Report every line below that holds the word "усмотрѣнію".

** BEGIN Data provided **

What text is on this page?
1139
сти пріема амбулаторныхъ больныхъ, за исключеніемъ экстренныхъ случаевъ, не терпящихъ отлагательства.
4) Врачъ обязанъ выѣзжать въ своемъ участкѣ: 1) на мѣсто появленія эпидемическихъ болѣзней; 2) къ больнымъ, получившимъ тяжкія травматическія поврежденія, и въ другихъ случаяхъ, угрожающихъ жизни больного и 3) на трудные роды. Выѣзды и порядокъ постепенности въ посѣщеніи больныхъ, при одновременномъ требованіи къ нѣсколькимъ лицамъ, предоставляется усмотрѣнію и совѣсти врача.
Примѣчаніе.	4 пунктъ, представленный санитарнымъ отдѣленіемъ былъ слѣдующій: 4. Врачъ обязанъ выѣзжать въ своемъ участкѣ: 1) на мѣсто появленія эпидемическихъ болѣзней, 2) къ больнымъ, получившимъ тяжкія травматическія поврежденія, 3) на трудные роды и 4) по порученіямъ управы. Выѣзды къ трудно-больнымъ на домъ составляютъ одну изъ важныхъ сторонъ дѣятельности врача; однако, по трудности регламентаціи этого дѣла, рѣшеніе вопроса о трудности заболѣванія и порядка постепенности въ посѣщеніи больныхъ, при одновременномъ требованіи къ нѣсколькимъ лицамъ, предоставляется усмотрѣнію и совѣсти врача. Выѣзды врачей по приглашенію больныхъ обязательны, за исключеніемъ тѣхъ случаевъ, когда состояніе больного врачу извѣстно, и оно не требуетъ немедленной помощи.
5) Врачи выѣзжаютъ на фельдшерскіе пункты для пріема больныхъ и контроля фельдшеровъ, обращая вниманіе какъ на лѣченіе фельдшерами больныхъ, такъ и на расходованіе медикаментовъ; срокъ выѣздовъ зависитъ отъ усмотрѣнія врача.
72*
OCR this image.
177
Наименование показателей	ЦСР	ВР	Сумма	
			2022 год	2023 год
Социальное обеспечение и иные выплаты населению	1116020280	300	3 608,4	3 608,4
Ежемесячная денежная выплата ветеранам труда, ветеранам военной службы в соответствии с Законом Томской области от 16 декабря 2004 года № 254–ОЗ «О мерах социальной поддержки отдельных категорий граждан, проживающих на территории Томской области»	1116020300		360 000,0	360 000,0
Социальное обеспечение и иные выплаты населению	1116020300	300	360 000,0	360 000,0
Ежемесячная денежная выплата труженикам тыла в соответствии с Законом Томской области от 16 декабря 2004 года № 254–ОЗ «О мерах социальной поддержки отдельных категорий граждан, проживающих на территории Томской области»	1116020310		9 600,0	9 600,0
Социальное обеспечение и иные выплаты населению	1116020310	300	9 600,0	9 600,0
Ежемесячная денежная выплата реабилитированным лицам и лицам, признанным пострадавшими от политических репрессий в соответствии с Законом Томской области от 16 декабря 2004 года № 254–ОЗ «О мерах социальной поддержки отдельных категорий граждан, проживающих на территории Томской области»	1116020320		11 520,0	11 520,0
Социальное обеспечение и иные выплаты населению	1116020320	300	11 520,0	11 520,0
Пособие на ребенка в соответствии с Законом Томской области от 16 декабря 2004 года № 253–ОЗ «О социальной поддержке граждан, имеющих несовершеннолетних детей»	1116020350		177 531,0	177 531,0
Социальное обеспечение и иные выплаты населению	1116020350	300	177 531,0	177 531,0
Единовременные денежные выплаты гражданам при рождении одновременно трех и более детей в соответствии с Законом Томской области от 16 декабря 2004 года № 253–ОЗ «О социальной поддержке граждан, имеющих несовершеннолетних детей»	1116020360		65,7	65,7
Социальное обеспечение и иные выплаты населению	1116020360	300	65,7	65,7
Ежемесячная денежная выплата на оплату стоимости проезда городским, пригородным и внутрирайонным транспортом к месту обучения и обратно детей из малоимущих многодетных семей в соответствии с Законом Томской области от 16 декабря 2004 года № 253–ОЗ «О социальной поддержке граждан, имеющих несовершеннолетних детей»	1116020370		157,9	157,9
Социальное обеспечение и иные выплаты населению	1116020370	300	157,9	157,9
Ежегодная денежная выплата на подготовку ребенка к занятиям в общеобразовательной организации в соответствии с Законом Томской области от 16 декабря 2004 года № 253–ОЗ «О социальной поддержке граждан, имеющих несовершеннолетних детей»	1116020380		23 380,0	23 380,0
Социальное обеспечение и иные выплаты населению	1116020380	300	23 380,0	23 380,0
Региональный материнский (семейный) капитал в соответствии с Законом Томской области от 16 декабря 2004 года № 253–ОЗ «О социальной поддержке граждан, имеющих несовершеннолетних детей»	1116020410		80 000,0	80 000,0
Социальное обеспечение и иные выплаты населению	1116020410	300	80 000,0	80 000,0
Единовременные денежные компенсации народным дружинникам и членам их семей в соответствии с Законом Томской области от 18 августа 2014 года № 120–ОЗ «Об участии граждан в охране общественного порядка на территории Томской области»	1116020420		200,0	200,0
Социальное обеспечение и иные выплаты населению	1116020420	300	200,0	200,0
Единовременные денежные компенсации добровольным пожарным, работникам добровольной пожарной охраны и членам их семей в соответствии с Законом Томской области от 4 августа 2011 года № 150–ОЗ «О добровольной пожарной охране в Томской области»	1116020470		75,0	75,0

** END Data provided **

# Expected answer:
4) Врачъ обязанъ выѣзжать въ своемъ участкѣ: 1) на мѣсто появленія эпидемическихъ болѣзней; 2) къ больнымъ, получившимъ тяжкія травматическія поврежденія, и въ другихъ случаяхъ, угрожающихъ жизни больного и 3) на трудные роды. Выѣзды и порядокъ постепенности въ посѣщеніи больныхъ, при одновременномъ требованіи къ нѣсколькимъ лицамъ, предоставляется усмотрѣнію и совѣсти врача.
Примѣчаніе.	4 пунктъ, представленный санитарнымъ отдѣленіемъ былъ слѣдующій: 4. Врачъ обязанъ выѣзжать въ своемъ участкѣ: 1) на мѣсто появленія эпидемическихъ болѣзней, 2) къ больнымъ, получившимъ тяжкія травматическія поврежденія, 3) на трудные роды и 4) по порученіямъ управы. Выѣзды къ трудно-больнымъ на домъ составляютъ одну изъ важныхъ сторонъ дѣятельности врача; однако, по трудности регламентаціи этого дѣла, рѣшеніе вопроса о трудности заболѣванія и порядка постепенности въ посѣщеніи больныхъ, при одновременномъ требованіи къ нѣсколькимъ лицамъ, предоставляется усмотрѣнію и совѣсти врача. Выѣзды врачей по приглашенію больныхъ обязательны, за исключеніемъ тѣхъ случаевъ, когда состояніе больного врачу извѣстно, и оно не требуетъ немедленной помощи.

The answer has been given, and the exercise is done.